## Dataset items
- - -

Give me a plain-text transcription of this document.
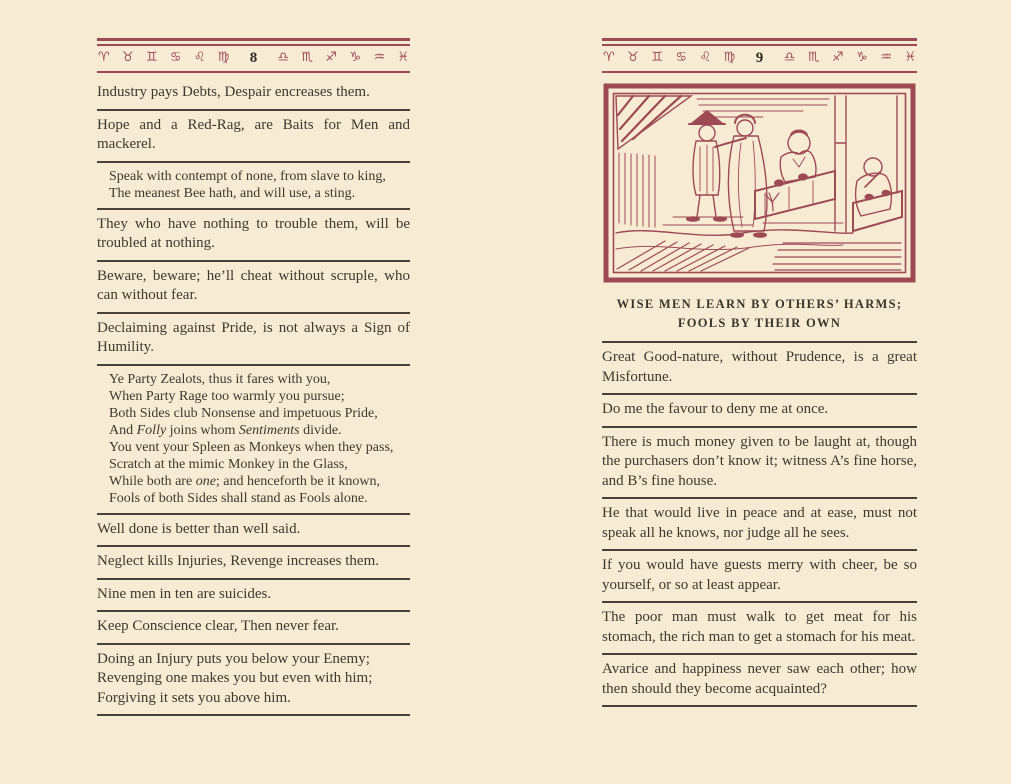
♈ ♉ ♊ ♋ ♌ ♍	8	♎ ♏ ♐ ♑ ♒ ♓

Industry pays Debts, Despair encreases them.

Hope and a Red-Rag, are Baits for Men and mackerel.

Speak with contempt of none, from slave to king,
The meanest Bee hath, and will use, a sting.

They who have nothing to trouble them, will be troubled at nothing.

Beware, beware; he’ll cheat without scruple, who can without fear.

Declaiming against Pride, is not always a Sign of Humility.

Ye Party Zealots, thus it fares with you,
When Party Rage too warmly you pursue;
Both Sides club Nonsense and impetuous Pride,
And Folly joins whom Sentiments divide.
You vent your Spleen as Monkeys when they pass,
Scratch at the mimic Monkey in the Glass,
While both are one; and henceforth be it known,
Fools of both Sides shall stand as Fools alone.

Well done is better than well said.

Neglect kills Injuries, Revenge increases them.

Nine men in ten are suicides.

Keep Conscience clear, Then never fear.

Doing an Injury puts you below your Enemy;
Revenging one makes you but even with him;
Forgiving it sets you above him.
♈ ♉ ♊ ♋ ♌ ♍	9	♎ ♏ ♐ ♑ ♒ ♓
WISE MEN LEARN BY OTHERS’ HARMS;
FOOLS BY THEIR OWN

Great Good-nature, without Prudence, is a great Misfortune.

Do me the favour to deny me at once.

There is much money given to be laught at, though the purchasers don’t know it; witness A’s fine horse, and B’s fine house.

He that would live in peace and at ease, must not speak all he knows, nor judge all he sees.

If you would have guests merry with cheer, be so yourself, or so at least appear.

The poor man must walk to get meat for his stomach, the rich man to get a stomach for his meat.

Avarice and happiness never saw each other; how then should they become acquainted?
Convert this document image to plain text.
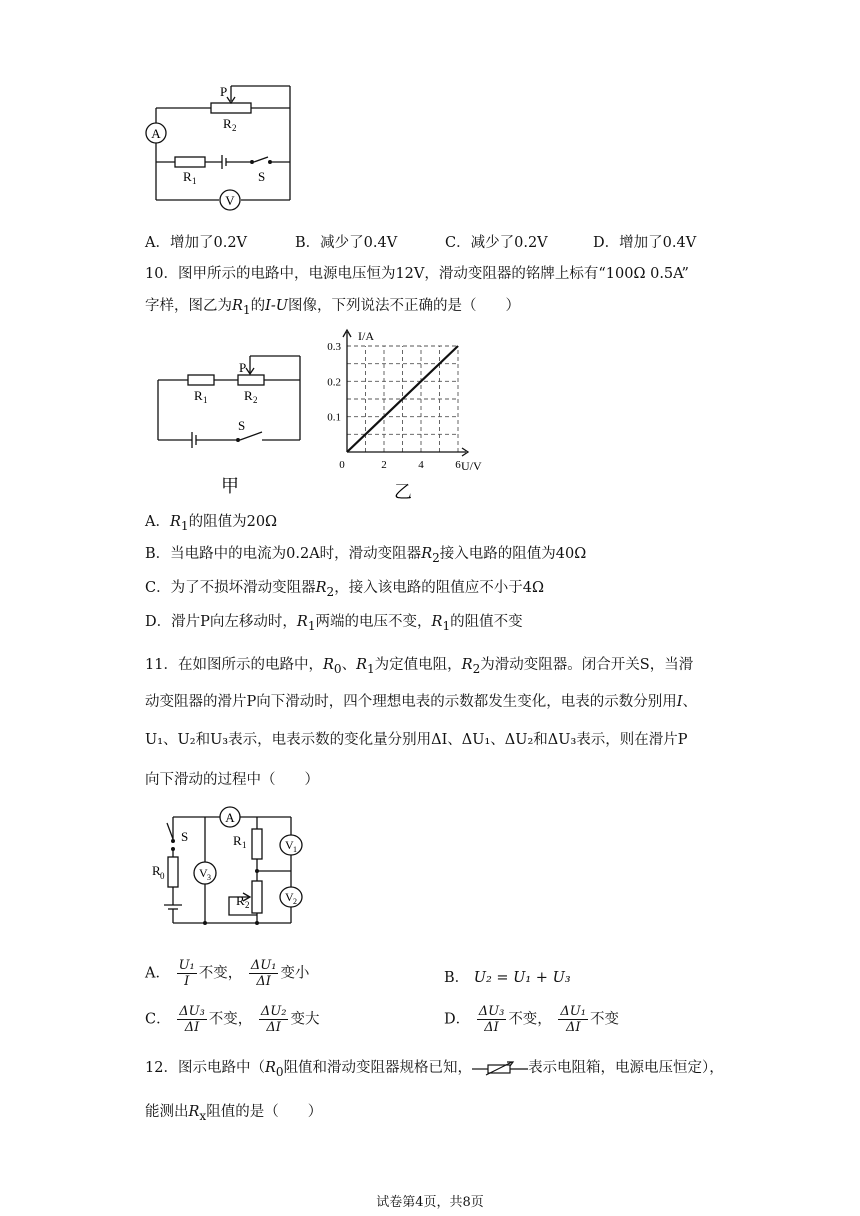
A
V
P
R 2
R 1	S
A．增加了0.2V	B．减少了0.4V	C．减少了0.2V	D．增加了0.4V
10．图甲所示的电路中，电源电压恒为12V，滑动变阻器的铭牌上标有“100Ω 0.5A”
字样，图乙为$R_1$的I-U图像，下列说法不正确的是（　　）
P
R 1	R 2
S
甲
0	2	4	6
0.1
0.2
0.3
I/A
U/V
乙
A．$R_1$的阻值为20Ω
B．当电路中的电流为0.2A时，滑动变阻器$R_2$接入电路的阻值为40Ω
C．为了不损坏滑动变阻器$R_2$，接入该电路的阻值应不小于4Ω
D．滑片P向左移动时，$R_1$两端的电压不变，$R_1$的阻值不变
11．在如图所示的电路中，$R_0$、$R_1$为定值电阻，$R_2$为滑动变阻器。闭合开关S，当滑
动变阻器的滑片P向下滑动时，四个理想电表的示数都发生变化，电表的示数分别用I、
U₁、U₂和U₃表示，电表示数的变化量分别用ΔI、ΔU₁、ΔU₂和ΔU₃表示，则在滑片P
向下滑动的过程中（　　）
A
S
R 0
R 1
R 2
V 3
V 1
V 2
A． $\frac{\text{U₁}}{I}$ 不变， $\frac{\text{ΔU₁}}{\Delta I}$ 变小	B． U₂ = U₁ + U₃
C． $\frac{\text{ΔU₃}}{\Delta I}$ 不变， $\frac{\text{ΔU₂}}{\Delta I}$ 变大	D． $\frac{\text{ΔU₃}}{\Delta I}$ 不变， $\frac{\text{ΔU₁}}{\Delta I}$ 不变
12．图示电路中（$R_0$阻值和滑动变阻器规格已知，	表示电阻箱，电源电压恒定），
能测出$R_x$阻值的是（　　）
试卷第4页，共8页
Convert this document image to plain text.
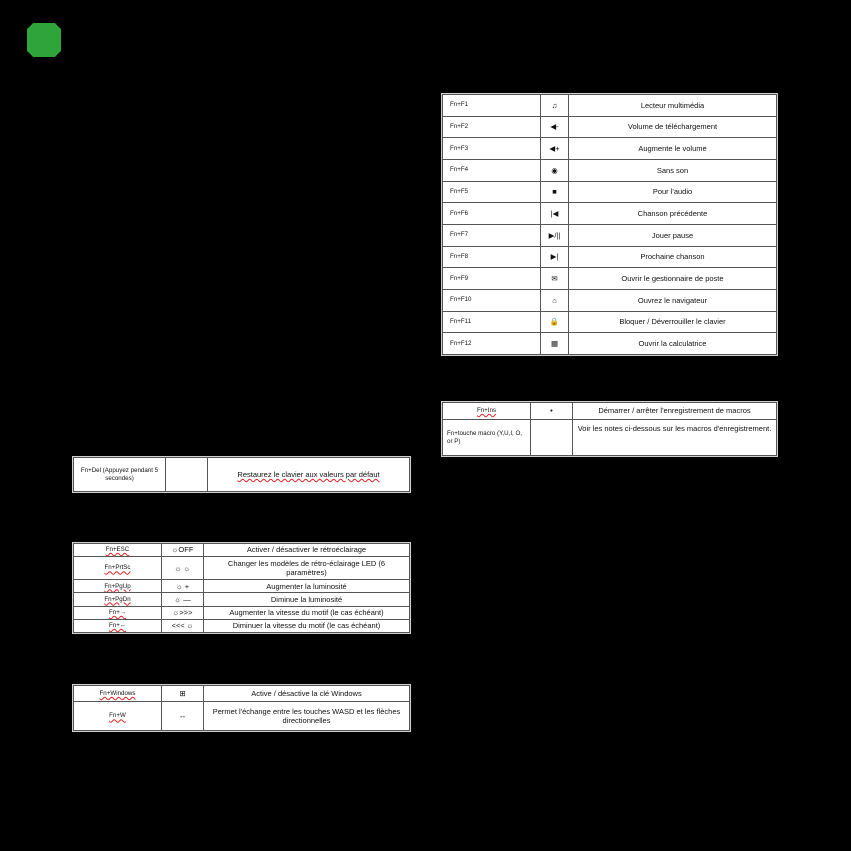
Fn+F1	♫	Lecteur multimédia
Fn+F2	◀-	Volume de téléchargement
Fn+F3	◀+	Augmente le volume
Fn+F4	◉	Sans son
Fn+F5	■	Pour l'audio
Fn+F6	|◀	Chanson précédente
Fn+F7	▶/||	Jouer pause
Fn+F8	▶|	Prochaine chanson
Fn+F9	✉	Ouvrir le gestionnaire de poste
Fn+F10	⌂	Ouvrez le navigateur
Fn+F11	🔒	Bloquer / Déverrouiller le clavier
Fn+F12	▦	Ouvrir la calculatrice
Fn+Ins	•	Démarrer / arrêter l'enregistrement de macros
Fn+touche macro (Y,U,I, O, or P)		Voir les notes ci-dessous sur les macros d'enregistrement.
Fn+Del (Appuyez pendant 5 secondes)		Restaurez le clavier aux valeurs par défaut
Fn+ESC	☼OFF	Activer / désactiver le rétroéclairage
Fn+PrtSc	☼ ☼	Changer les modèles de rétro-éclairage LED (6 paramètres)
Fn+PgUp	☼ +	Augmenter la luminosité
Fn+PgDn	☼ —	Diminue la luminosité
Fn+→	☼>>>	Augmenter la vitesse du motif (le cas échéant)
Fn+←	<<< ☼	Diminuer la vitesse du motif (le cas échéant)
Fn+Windows	⊞	Active / désactive la clé Windows
Fn+W	↔	Permet l'échange entre les touches WASD et les flèches directionnelles
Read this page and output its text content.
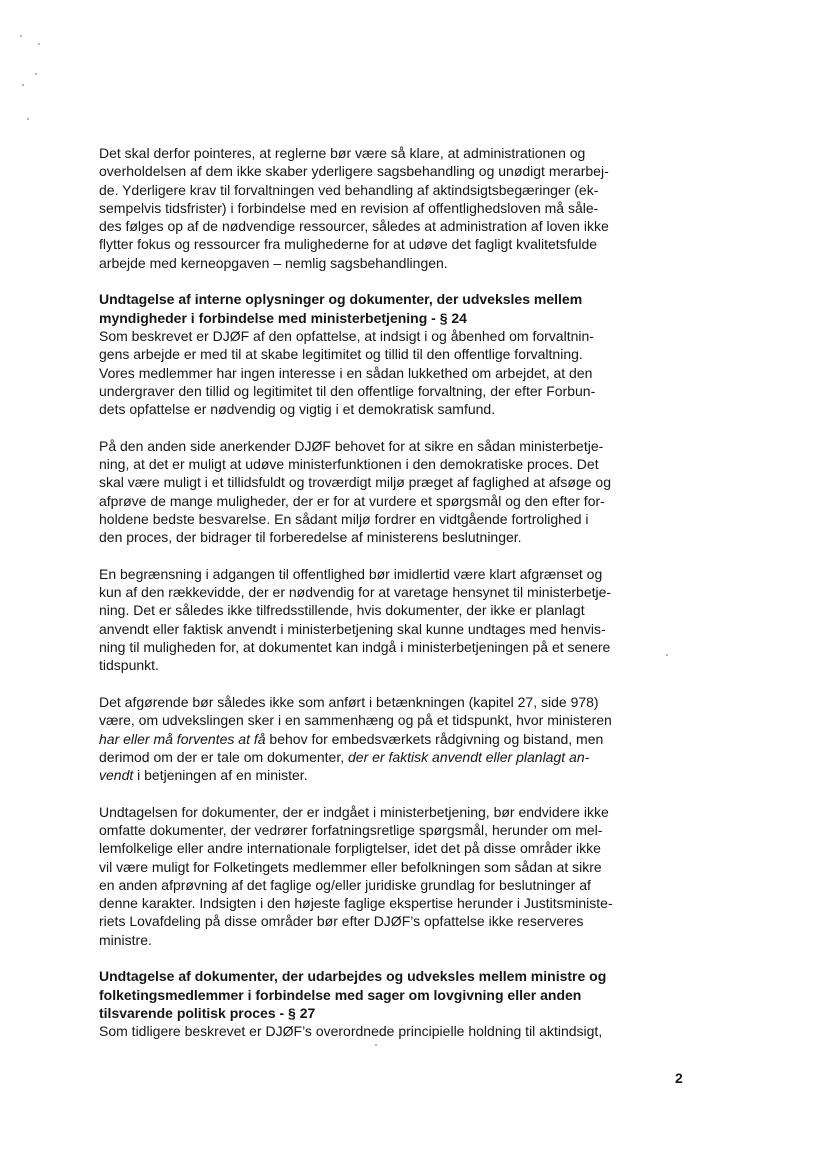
Det skal derfor pointeres, at reglerne bør være så klare, at administrationen og
overholdelsen af dem ikke skaber yderligere sagsbehandling og unødigt merarbej-
de. Yderligere krav til forvaltningen ved behandling af aktindsigtsbegæringer (ek-
sempelvis tidsfrister) i forbindelse med en revision af offentlighedsloven må såle-
des følges op af de nødvendige ressourcer, således at administration af loven ikke
flytter fokus og ressourcer fra mulighederne for at udøve det fagligt kvalitetsfulde
arbejde med kerneopgaven – nemlig sagsbehandlingen.
Undtagelse af interne oplysninger og dokumenter, der udveksles mellem
myndigheder i forbindelse med ministerbetjening - § 24
Som beskrevet er DJØF af den opfattelse, at indsigt i og åbenhed om forvaltnin-
gens arbejde er med til at skabe legitimitet og tillid til den offentlige forvaltning.
Vores medlemmer har ingen interesse i en sådan lukkethed om arbejdet, at den
undergraver den tillid og legitimitet til den offentlige forvaltning, der efter Forbun-
dets opfattelse er nødvendig og vigtig i et demokratisk samfund.
På den anden side anerkender DJØF behovet for at sikre en sådan ministerbetje-
ning, at det er muligt at udøve ministerfunktionen i den demokratiske proces. Det
skal være muligt i et tillidsfuldt og troværdigt miljø præget af faglighed at afsøge og
afprøve de mange muligheder, der er for at vurdere et spørgsmål og den efter for-
holdene bedste besvarelse. En sådant miljø fordrer en vidtgående fortrolighed i
den proces, der bidrager til forberedelse af ministerens beslutninger.
En begrænsning i adgangen til offentlighed bør imidlertid være klart afgrænset og
kun af den rækkevidde, der er nødvendig for at varetage hensynet til ministerbetje-
ning. Det er således ikke tilfredsstillende, hvis dokumenter, der ikke er planlagt
anvendt eller faktisk anvendt i ministerbetjening skal kunne undtages med henvis-
ning til muligheden for, at dokumentet kan indgå i ministerbetjeningen på et senere
tidspunkt.
Det afgørende bør således ikke som anført i betænkningen (kapitel 27, side 978)
være, om udvekslingen sker i en sammenhæng og på et tidspunkt, hvor ministeren
har eller må forventes at få behov for embedsværkets rådgivning og bistand, men
derimod om der er tale om dokumenter, der er faktisk anvendt eller planlagt an-
vendt i betjeningen af en minister.
Undtagelsen for dokumenter, der er indgået i ministerbetjening, bør endvidere ikke
omfatte dokumenter, der vedrører forfatningsretlige spørgsmål, herunder om mel-
lemfolkelige eller andre internationale forpligtelser, idet det på disse områder ikke
vil være muligt for Folketingets medlemmer eller befolkningen som sådan at sikre
en anden afprøvning af det faglige og/eller juridiske grundlag for beslutninger af
denne karakter. Indsigten i den højeste faglige ekspertise herunder i Justitsministe-
riets Lovafdeling på disse områder bør efter DJØF’s opfattelse ikke reserveres
ministre.
Undtagelse af dokumenter, der udarbejdes og udveksles mellem ministre og
folketingsmedlemmer i forbindelse med sager om lovgivning eller anden
tilsvarende politisk proces - § 27
Som tidligere beskrevet er DJØF’s overordnede principielle holdning til aktindsigt,
2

- - -

## Written request
Report only how many lines of the listing hold the word "herunder".

## Result for this task
2